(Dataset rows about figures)

[Start]

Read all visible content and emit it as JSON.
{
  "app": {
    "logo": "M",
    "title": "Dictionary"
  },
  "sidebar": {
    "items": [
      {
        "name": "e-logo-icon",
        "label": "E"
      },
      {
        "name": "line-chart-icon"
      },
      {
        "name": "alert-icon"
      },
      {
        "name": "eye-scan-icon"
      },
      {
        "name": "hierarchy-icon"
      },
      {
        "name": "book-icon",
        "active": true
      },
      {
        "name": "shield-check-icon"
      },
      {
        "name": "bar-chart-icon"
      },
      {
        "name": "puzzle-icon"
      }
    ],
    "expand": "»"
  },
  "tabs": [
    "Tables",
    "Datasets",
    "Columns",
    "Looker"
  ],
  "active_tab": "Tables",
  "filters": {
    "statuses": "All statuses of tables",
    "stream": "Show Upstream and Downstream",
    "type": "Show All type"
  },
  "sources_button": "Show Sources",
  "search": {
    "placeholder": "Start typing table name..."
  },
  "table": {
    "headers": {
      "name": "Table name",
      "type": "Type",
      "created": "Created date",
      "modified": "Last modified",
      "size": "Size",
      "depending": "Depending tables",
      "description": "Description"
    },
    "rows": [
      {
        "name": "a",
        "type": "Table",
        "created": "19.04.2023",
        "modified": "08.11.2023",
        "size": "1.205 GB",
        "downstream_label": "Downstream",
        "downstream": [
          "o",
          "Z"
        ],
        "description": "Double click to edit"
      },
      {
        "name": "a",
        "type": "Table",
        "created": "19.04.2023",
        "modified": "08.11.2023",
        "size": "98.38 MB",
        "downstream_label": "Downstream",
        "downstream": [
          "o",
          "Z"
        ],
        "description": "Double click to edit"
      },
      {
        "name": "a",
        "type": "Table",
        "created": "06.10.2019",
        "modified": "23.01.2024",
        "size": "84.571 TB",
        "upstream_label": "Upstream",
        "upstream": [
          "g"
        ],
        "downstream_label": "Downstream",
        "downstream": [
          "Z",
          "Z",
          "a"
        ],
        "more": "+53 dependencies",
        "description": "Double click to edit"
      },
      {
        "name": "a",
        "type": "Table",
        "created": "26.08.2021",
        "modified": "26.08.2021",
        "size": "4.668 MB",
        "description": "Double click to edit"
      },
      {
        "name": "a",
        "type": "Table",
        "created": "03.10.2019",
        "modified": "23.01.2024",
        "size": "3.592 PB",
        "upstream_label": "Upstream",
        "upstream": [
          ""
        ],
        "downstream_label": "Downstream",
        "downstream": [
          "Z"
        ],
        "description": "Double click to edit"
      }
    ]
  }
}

[End]

● **Exercise aim**: Generate an exact reproduction of all entries.

● **The solution**:
Read all visible content and emit it as JSON.
{
  "app": {
    "logo": "M",
    "title": "Dictionary"
  },
  "sidebar": {
    "items": [
      {
        "name": "e-logo-icon",
        "label": "E"
      },
      {
        "name": "line-chart-icon"
      },
      {
        "name": "alert-icon"
      },
      {
        "name": "eye-scan-icon"
      },
      {
        "name": "hierarchy-icon"
      },
      {
        "name": "book-icon",
        "active": true
      },
      {
        "name": "shield-check-icon"
      },
      {
        "name": "bar-chart-icon"
      },
      {
        "name": "puzzle-icon"
      }
    ],
    "expand": "»"
  },
  "tabs": [
    "Tables",
    "Datasets",
    "Columns",
    "Looker"
  ],
  "active_tab": "Tables",
  "filters": {
    "statuses": "All statuses of tables",
    "stream": "Show Upstream and Downstream",
    "type": "Show All type"
  },
  "sources_button": "Show Sources",
  "search": {
    "placeholder": "Start typing table name..."
  },
  "table": {
    "headers": {
      "name": "Table name",
      "type": "Type",
      "created": "Created date",
      "modified": "Last modified",
      "size": "Size",
      "depending": "Depending tables",
      "description": "Description"
    },
    "rows": [
      {
        "name": "a",
        "type": "Table",
        "created": "19.04.2023",
        "modified": "08.11.2023",
        "size": "1.205 GB",
        "downstream_label": "Downstream",
        "downstream": [
          "o",
          "Z"
        ],
        "description": "Double click to edit"
      },
      {
        "name": "a",
        "type": "Table",
        "created": "19.04.2023",
        "modified": "08.11.2023",
        "size": "98.38 MB",
        "downstream_label": "Downstream",
        "downstream": [
          "o",
          "Z"
        ],
        "description": "Double click to edit"
      },
      {
        "name": "a",
        "type": "Table",
        "created": "06.10.2019",
        "modified": "23.01.2024",
        "size": "84.571 TB",
        "upstream_label": "Upstream",
        "upstream": [
          "g"
        ],
        "downstream_label": "Downstream",
        "downstream": [
          "Z",
          "Z",
          "a"
        ],
        "more": "+53 dependencies",
        "description": "Double click to edit"
      },
      {
        "name": "a",
        "type": "Table",
        "created": "26.08.2021",
        "modified": "26.08.2021",
        "size": "4.668 MB",
        "description": "Double click to edit"
      },
      {
        "name": "a",
        "type": "Table",
        "created": "03.10.2019",
        "modified": "23.01.2024",
        "size": "3.592 PB",
        "upstream_label": "Upstream",
        "upstream": [
          ""
        ],
        "downstream_label": "Downstream",
        "downstream": [
          "Z"
        ],
        "description": "Double click to edit"
      }
    ]
  }
}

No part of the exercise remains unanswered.